[Your objective]: Identify the lines bearing the string "type" and gather them.

-- begin Records for processing --

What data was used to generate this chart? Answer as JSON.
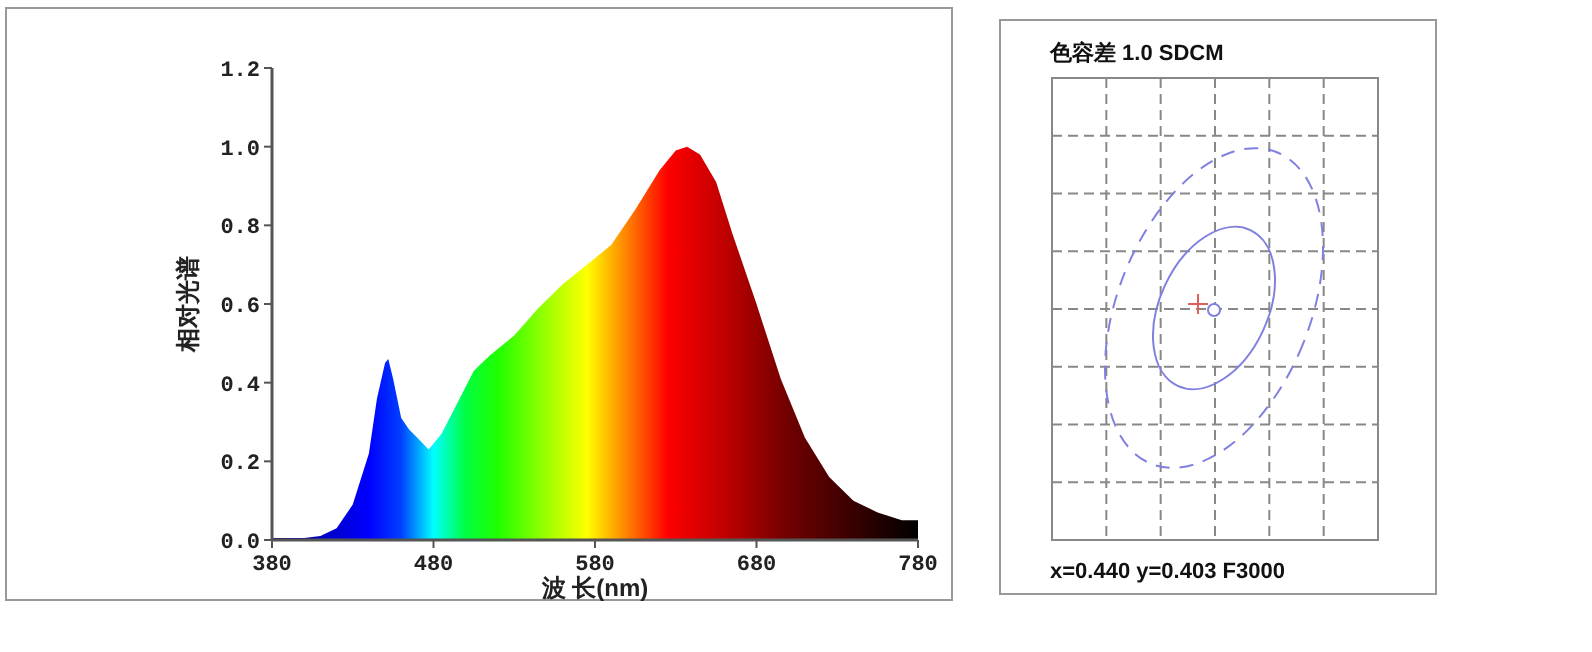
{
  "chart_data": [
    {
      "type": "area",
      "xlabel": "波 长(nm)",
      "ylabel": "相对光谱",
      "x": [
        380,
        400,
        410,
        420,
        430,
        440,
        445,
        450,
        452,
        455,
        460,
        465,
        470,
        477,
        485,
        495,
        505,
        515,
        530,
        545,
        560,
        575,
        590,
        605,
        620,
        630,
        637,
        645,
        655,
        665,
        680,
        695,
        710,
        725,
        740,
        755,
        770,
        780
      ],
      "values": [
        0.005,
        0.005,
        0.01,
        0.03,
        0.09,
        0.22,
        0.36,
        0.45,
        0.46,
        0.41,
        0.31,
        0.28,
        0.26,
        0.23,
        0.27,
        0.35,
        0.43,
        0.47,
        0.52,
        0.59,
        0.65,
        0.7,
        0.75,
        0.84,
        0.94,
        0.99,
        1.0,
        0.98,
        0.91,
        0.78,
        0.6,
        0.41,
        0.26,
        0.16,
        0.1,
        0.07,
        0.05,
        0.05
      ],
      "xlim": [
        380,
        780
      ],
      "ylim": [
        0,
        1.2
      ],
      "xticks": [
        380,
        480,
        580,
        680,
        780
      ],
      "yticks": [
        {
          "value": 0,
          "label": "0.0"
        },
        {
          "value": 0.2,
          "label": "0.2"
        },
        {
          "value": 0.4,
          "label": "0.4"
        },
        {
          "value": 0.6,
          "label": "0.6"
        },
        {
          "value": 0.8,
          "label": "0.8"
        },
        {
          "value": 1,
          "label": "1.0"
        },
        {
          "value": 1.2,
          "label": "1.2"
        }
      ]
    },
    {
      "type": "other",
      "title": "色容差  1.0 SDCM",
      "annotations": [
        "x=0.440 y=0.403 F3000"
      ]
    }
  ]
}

-- end Records for processing --
-- begin Records for processing --

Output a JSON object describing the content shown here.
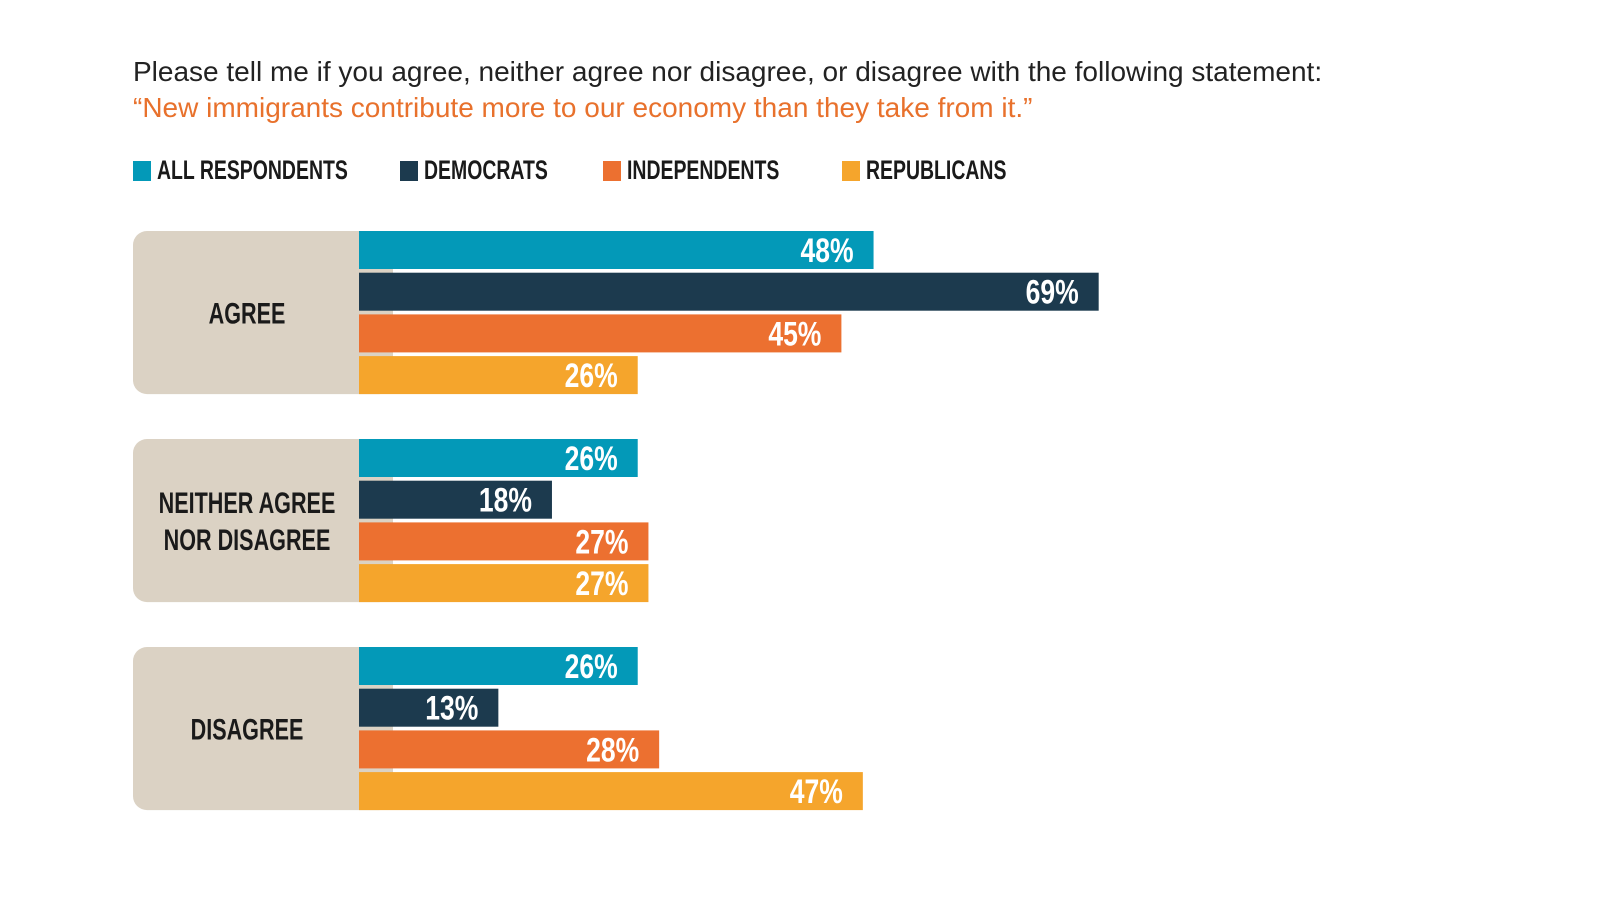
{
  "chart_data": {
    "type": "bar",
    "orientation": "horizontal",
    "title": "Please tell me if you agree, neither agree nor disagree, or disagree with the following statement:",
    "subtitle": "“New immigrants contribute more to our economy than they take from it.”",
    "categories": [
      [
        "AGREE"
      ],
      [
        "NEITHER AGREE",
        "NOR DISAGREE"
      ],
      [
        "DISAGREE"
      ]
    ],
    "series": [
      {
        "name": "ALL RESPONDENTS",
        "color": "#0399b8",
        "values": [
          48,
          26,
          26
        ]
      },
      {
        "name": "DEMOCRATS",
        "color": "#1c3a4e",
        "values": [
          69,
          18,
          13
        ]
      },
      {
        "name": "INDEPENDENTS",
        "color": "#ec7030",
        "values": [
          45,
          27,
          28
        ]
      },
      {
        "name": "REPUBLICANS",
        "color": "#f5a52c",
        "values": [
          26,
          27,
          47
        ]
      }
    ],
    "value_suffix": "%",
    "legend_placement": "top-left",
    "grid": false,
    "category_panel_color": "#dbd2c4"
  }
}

-- end Records for processing --
-- begin Records for processing --

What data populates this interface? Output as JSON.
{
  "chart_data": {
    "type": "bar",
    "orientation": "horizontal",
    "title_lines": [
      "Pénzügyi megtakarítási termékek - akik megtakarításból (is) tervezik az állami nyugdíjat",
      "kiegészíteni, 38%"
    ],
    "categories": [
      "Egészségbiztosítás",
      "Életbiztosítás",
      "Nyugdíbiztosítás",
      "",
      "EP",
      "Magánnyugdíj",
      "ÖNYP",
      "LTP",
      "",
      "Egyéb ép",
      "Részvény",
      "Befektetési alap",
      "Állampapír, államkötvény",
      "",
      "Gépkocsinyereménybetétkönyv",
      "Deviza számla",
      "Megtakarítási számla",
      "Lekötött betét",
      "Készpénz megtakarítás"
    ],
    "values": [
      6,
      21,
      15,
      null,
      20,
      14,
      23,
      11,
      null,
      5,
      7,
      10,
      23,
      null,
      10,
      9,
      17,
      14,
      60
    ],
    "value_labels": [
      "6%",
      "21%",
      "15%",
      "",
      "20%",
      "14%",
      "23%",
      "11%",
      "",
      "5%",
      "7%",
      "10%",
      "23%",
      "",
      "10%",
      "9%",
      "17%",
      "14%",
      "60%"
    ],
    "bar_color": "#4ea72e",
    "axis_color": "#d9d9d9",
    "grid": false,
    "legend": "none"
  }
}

-- end Records for processing --

[Full output]:
      "type": "area",
      "type": "other",
    "type": "bar",
    "type": "bar",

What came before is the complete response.